Dataset rows about figures

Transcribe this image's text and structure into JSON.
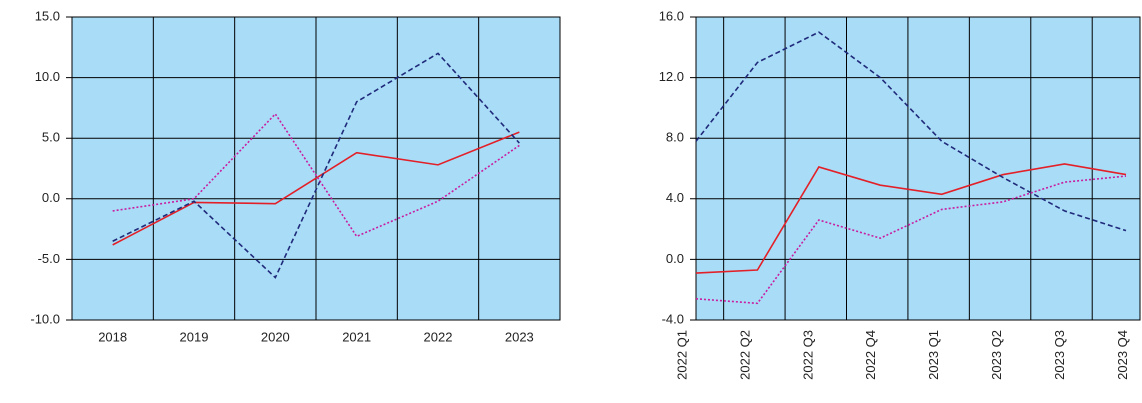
{
  "chart_data": [
    {
      "type": "line",
      "categories": [
        "2018",
        "2019",
        "2020",
        "2021",
        "2022",
        "2023"
      ],
      "ylim": [
        -10,
        15
      ],
      "yticks": [
        {
          "value": -10,
          "label": "-10.0"
        },
        {
          "value": -5,
          "label": "-5.0"
        },
        {
          "value": 0,
          "label": "0.0"
        },
        {
          "value": 5,
          "label": "5.0"
        },
        {
          "value": 10,
          "label": "10.0"
        },
        {
          "value": 15,
          "label": "15.0"
        }
      ],
      "grid": true,
      "series": [
        {
          "color": "#e32028",
          "style": "solid",
          "values": [
            -3.8,
            -0.3,
            -0.4,
            3.8,
            2.8,
            5.5
          ]
        },
        {
          "color": "#1f2a7a",
          "style": "dashed",
          "values": [
            -3.5,
            -0.2,
            -6.5,
            8.0,
            12.0,
            4.6
          ]
        },
        {
          "color": "#c81ea0",
          "style": "dotted",
          "values": [
            -1.0,
            0.0,
            7.0,
            -3.1,
            -0.2,
            4.4
          ]
        }
      ]
    },
    {
      "type": "line",
      "categories": [
        "2022 Q1",
        "2022 Q2",
        "2022 Q3",
        "2022 Q4",
        "2023 Q1",
        "2023 Q2",
        "2023 Q3",
        "2023 Q4"
      ],
      "ylim": [
        -4,
        16
      ],
      "yticks": [
        {
          "value": -4,
          "label": "-4.0"
        },
        {
          "value": 0,
          "label": "0.0"
        },
        {
          "value": 4,
          "label": "4.0"
        },
        {
          "value": 8,
          "label": "8.0"
        },
        {
          "value": 12,
          "label": "12.0"
        },
        {
          "value": 16,
          "label": "16.0"
        }
      ],
      "grid": true,
      "series": [
        {
          "color": "#e32028",
          "style": "solid",
          "values": [
            -0.9,
            -0.7,
            6.1,
            4.9,
            4.3,
            5.6,
            6.3,
            5.6
          ]
        },
        {
          "color": "#1f2a7a",
          "style": "dashed",
          "values": [
            7.8,
            13.0,
            15.0,
            12.0,
            7.8,
            5.4,
            3.2,
            1.9
          ]
        },
        {
          "color": "#c81ea0",
          "style": "dotted",
          "values": [
            -2.6,
            -2.9,
            2.6,
            1.4,
            3.3,
            3.8,
            5.1,
            5.5
          ]
        }
      ]
    }
  ]
}
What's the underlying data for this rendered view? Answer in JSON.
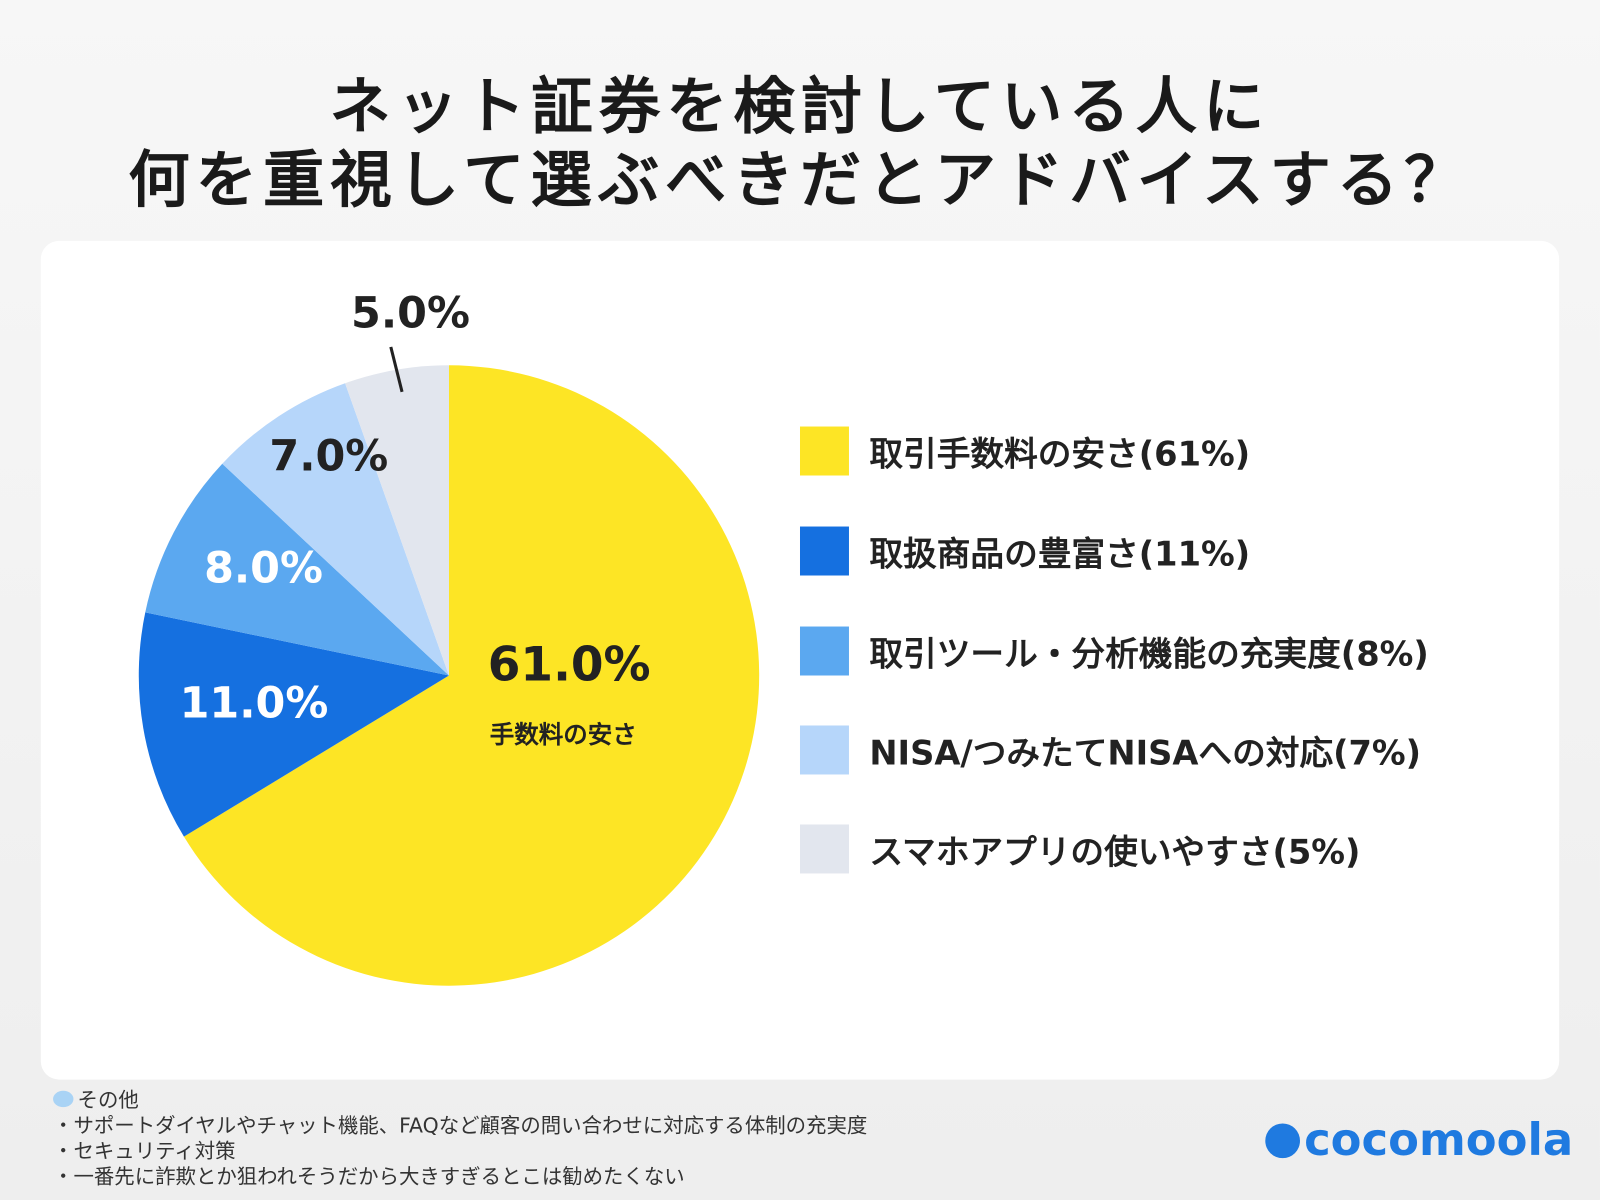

◆ WHAT TO PRODUCE
Output an exact copy of the material, with the pictures removed.

◆ RESULT
Transcribe this image's text and structure into JSON.
{
  "chart_data": [
    {
      "type": "line",
      "categories": [
        "2018",
        "2019",
        "2020",
        "2021",
        "2022",
        "2023"
      ],
      "ylim": [
        -10,
        15
      ],
      "yticks": [
        {
          "value": -10,
          "label": "-10.0"
        },
        {
          "value": -5,
          "label": "-5.0"
        },
        {
          "value": 0,
          "label": "0.0"
        },
        {
          "value": 5,
          "label": "5.0"
        },
        {
          "value": 10,
          "label": "10.0"
        },
        {
          "value": 15,
          "label": "15.0"
        }
      ],
      "grid": true,
      "series": [
        {
          "color": "#e32028",
          "style": "solid",
          "values": [
            -3.8,
            -0.3,
            -0.4,
            3.8,
            2.8,
            5.5
          ]
        },
        {
          "color": "#1f2a7a",
          "style": "dashed",
          "values": [
            -3.5,
            -0.2,
            -6.5,
            8.0,
            12.0,
            4.6
          ]
        },
        {
          "color": "#c81ea0",
          "style": "dotted",
          "values": [
            -1.0,
            0.0,
            7.0,
            -3.1,
            -0.2,
            4.4
          ]
        }
      ]
    },
    {
      "type": "line",
      "categories": [
        "2022 Q1",
        "2022 Q2",
        "2022 Q3",
        "2022 Q4",
        "2023 Q1",
        "2023 Q2",
        "2023 Q3",
        "2023 Q4"
      ],
      "ylim": [
        -4,
        16
      ],
      "yticks": [
        {
          "value": -4,
          "label": "-4.0"
        },
        {
          "value": 0,
          "label": "0.0"
        },
        {
          "value": 4,
          "label": "4.0"
        },
        {
          "value": 8,
          "label": "8.0"
        },
        {
          "value": 12,
          "label": "12.0"
        },
        {
          "value": 16,
          "label": "16.0"
        }
      ],
      "grid": true,
      "series": [
        {
          "color": "#e32028",
          "style": "solid",
          "values": [
            -0.9,
            -0.7,
            6.1,
            4.9,
            4.3,
            5.6,
            6.3,
            5.6
          ]
        },
        {
          "color": "#1f2a7a",
          "style": "dashed",
          "values": [
            7.8,
            13.0,
            15.0,
            12.0,
            7.8,
            5.4,
            3.2,
            1.9
          ]
        },
        {
          "color": "#c81ea0",
          "style": "dotted",
          "values": [
            -2.6,
            -2.9,
            2.6,
            1.4,
            3.3,
            3.8,
            5.1,
            5.5
          ]
        }
      ]
    }
  ]
}
What's the underlying data for this rendered view? Answer in JSON.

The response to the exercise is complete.